-- SHORT EXERCISE --
Using the records that follow, copy every line containing the word "исполнитель".

-- RECORDS FOR THIS TASK --

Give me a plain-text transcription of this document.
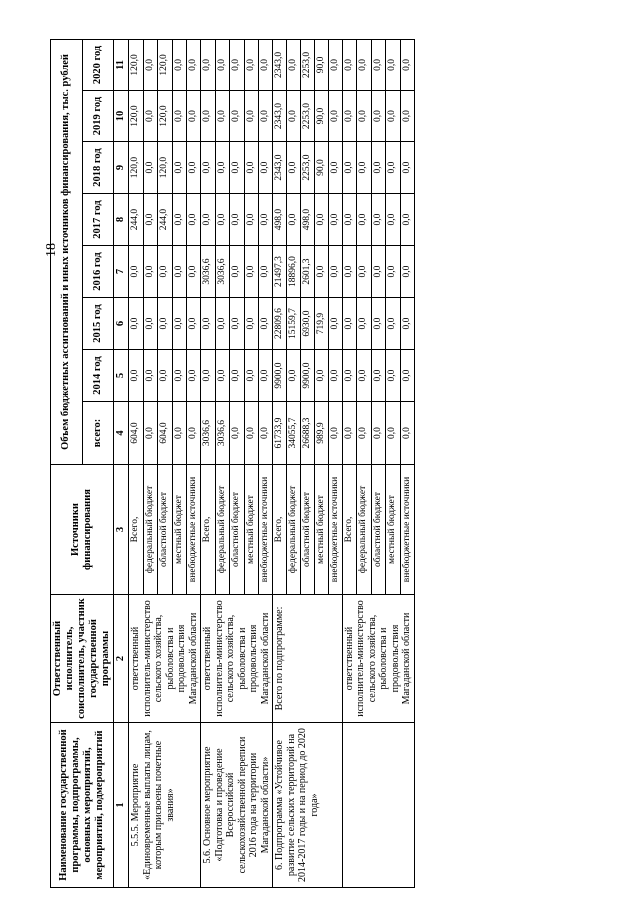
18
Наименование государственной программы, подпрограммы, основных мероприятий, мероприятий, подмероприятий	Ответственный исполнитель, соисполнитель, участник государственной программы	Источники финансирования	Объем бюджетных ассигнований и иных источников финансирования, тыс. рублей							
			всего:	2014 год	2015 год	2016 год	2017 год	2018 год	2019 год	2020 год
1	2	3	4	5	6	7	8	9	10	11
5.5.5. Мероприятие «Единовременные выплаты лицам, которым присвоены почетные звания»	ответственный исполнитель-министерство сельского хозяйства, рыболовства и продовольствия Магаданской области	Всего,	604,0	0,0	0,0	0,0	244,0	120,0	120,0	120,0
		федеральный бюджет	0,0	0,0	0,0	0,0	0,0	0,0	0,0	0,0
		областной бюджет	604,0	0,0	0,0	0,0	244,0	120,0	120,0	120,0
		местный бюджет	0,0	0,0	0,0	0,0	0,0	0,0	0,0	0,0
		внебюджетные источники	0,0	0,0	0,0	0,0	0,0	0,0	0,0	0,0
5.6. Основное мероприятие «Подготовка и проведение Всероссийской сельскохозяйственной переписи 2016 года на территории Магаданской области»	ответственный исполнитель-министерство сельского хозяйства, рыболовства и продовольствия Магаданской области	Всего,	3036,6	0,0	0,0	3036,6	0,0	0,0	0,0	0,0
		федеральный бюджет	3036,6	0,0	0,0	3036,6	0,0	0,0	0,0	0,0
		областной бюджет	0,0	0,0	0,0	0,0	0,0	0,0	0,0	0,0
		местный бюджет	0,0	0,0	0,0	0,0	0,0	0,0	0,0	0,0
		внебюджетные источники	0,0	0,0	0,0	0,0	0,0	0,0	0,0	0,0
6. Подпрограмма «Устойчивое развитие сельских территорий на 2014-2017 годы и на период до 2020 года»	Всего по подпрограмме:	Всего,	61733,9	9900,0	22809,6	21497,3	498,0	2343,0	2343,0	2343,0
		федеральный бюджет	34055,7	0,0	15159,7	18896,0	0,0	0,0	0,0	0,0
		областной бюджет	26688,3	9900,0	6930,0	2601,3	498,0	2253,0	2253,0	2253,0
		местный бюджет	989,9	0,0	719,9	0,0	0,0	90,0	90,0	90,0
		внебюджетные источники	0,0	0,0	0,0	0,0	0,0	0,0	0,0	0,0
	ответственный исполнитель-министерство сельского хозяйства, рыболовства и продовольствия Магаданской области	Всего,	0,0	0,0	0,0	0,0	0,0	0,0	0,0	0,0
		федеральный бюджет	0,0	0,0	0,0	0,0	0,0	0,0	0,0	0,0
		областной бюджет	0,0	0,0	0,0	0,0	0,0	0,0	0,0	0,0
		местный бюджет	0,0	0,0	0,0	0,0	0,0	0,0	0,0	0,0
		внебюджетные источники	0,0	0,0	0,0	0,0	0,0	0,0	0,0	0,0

==

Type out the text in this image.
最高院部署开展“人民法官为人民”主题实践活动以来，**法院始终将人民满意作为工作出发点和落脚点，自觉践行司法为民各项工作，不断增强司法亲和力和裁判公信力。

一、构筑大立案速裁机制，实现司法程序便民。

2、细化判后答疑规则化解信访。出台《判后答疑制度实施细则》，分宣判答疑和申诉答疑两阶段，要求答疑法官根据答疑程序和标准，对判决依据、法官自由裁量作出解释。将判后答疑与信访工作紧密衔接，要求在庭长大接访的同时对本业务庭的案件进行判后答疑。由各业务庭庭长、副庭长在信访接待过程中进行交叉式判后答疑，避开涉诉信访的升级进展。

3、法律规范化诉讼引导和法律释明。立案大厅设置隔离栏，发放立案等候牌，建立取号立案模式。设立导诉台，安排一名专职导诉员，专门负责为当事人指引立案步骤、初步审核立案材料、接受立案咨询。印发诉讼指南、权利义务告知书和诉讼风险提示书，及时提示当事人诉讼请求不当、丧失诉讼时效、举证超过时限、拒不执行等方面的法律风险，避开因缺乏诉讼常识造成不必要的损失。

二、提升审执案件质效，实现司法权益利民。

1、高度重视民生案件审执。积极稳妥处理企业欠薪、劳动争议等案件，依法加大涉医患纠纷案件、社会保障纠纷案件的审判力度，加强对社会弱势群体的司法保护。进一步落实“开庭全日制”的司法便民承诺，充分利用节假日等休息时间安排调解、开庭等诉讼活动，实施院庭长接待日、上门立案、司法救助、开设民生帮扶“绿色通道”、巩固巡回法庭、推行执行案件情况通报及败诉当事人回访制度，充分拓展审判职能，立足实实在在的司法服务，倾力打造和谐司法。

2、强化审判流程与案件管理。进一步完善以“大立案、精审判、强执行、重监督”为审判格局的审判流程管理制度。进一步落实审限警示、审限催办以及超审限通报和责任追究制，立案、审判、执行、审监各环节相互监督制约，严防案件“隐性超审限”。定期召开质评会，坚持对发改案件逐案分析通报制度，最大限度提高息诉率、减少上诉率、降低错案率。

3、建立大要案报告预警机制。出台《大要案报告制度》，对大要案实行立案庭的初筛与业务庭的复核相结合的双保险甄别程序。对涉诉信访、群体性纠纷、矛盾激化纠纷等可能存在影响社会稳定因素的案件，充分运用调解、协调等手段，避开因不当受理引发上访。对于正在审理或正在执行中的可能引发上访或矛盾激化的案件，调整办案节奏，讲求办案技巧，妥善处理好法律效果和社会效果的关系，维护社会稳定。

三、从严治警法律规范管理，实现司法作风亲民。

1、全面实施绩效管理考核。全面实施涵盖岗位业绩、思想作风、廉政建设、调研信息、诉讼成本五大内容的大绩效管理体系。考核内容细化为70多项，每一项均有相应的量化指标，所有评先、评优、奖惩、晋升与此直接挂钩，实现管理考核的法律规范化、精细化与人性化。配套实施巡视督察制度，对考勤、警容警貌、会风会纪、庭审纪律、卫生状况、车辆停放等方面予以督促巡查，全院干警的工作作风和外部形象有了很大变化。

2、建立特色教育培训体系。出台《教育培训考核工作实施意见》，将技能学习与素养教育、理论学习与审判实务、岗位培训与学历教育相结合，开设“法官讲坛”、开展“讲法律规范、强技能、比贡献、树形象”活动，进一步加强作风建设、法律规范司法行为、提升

-- RESPONSE TO THE TASK --
Наименование государственной программы, подпрограммы, основных мероприятий, мероприятий, подмероприятий	Ответственный исполнитель, соисполнитель, участник государственной программы	Источники финансирования	Объем бюджетных ассигнований и иных источников финансирования, тыс. рублей							
5.5.5. Мероприятие «Единовременные выплаты лицам, которым присвоены почетные звания»	ответственный исполнитель-министерство сельского хозяйства, рыболовства и продовольствия Магаданской области	Всего,	604,0	0,0	0,0	0,0	244,0	120,0	120,0	120,0
5.6. Основное мероприятие «Подготовка и проведение Всероссийской сельскохозяйственной переписи 2016 года на территории Магаданской области»	ответственный исполнитель-министерство сельского хозяйства, рыболовства и продовольствия Магаданской области	Всего,	3036,6	0,0	0,0	3036,6	0,0	0,0	0,0	0,0
	ответственный исполнитель-министерство сельского хозяйства, рыболовства и продовольствия Магаданской области	Всего,	0,0	0,0	0,0	0,0	0,0	0,0	0,0	0,0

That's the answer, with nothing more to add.